* **Request**
Report how many lines of the entries below contain the word "color", and nothing more.

(Structured figure records)
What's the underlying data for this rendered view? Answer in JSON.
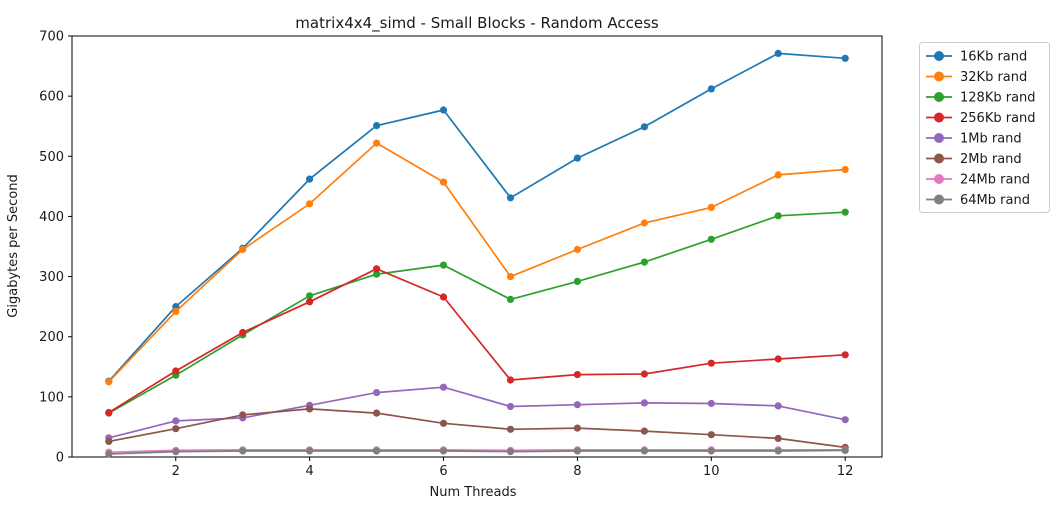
{
  "chart_data": {
    "type": "line",
    "title": "matrix4x4_simd - Small Blocks - Random Access",
    "xlabel": "Num Threads",
    "ylabel": "Gigabytes per Second",
    "x": [
      1,
      2,
      3,
      4,
      5,
      6,
      7,
      8,
      9,
      10,
      11,
      12
    ],
    "xlim": [
      0.45,
      12.55
    ],
    "ylim": [
      0,
      700
    ],
    "xticks": [
      2,
      4,
      6,
      8,
      10,
      12
    ],
    "yticks": [
      0,
      100,
      200,
      300,
      400,
      500,
      600,
      700
    ],
    "grid": false,
    "legend_position": "outside-right",
    "marker": "circle",
    "series": [
      {
        "name": "16Kb rand",
        "color": "#1f77b4",
        "values": [
          126,
          250,
          347,
          462,
          551,
          577,
          431,
          497,
          549,
          612,
          671,
          663
        ]
      },
      {
        "name": "32Kb rand",
        "color": "#ff7f0e",
        "values": [
          125,
          242,
          345,
          421,
          522,
          457,
          300,
          345,
          389,
          415,
          469,
          478
        ]
      },
      {
        "name": "128Kb rand",
        "color": "#2ca02c",
        "values": [
          73,
          136,
          203,
          268,
          304,
          319,
          262,
          292,
          324,
          362,
          401,
          407
        ]
      },
      {
        "name": "256Kb rand",
        "color": "#d62728",
        "values": [
          74,
          143,
          207,
          258,
          313,
          266,
          128,
          137,
          138,
          156,
          163,
          170
        ]
      },
      {
        "name": "1Mb rand",
        "color": "#9467bd",
        "values": [
          32,
          60,
          65,
          86,
          107,
          116,
          84,
          87,
          90,
          89,
          85,
          62
        ]
      },
      {
        "name": "2Mb rand",
        "color": "#8c564b",
        "values": [
          26,
          47,
          70,
          80,
          73,
          56,
          46,
          48,
          43,
          37,
          31,
          16
        ]
      },
      {
        "name": "24Mb rand",
        "color": "#e377c2",
        "values": [
          8,
          11,
          12,
          12,
          12,
          12,
          11,
          12,
          12,
          12,
          12,
          12
        ]
      },
      {
        "name": "64Mb rand",
        "color": "#7f7f7f",
        "values": [
          5,
          9,
          10,
          10,
          10,
          10,
          9,
          10,
          10,
          10,
          10,
          11
        ]
      }
    ]
  }
}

* **Final result**
8